BRIEF
From the entries below, count every line that contains the word "согласова". Please give the number and nothing else.

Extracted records
++++
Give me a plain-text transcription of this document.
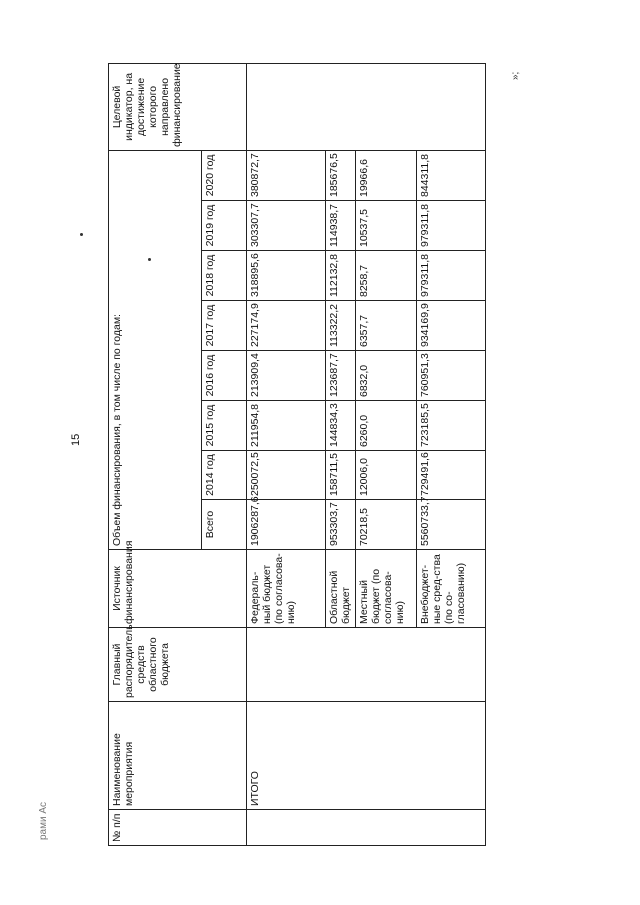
15
рами Ас
»;
№ п/п	Наименование мероприятия	Главный распорядитель средств областного бюджета	Источник финансирования	Объем финансирования, в том числе по годам:								Целевой индикатор, на достижение которого направлено финансирование
				Всего	2014 год	2015 год	2016 год	2017 год	2018 год	2019 год	2020 год	
	ИТОГО		Федераль-ный бюджет (по согласова-нию)	1906287,6	250072,5	211954,8	213909,4	227174,9	318895,6	303307,7	380872,7	
			Областной бюджет	953303,7	158711,5	144834,3	123687,7	113322,2	112132,8	114938,7	185676,5	
			Местный бюджет (по согласова-нию)	70218,5	12006,0	6260,0	6832,0	6357,7	8258,7	10537,5	19966,6	
			Внебюджет-ные сред-ства (по со-гласованию)	5560733,7	729491,6	723185,5	760951,3	934169,9	979311,8	979311,8	844311,8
++++
RESULT OF THIS TASK
2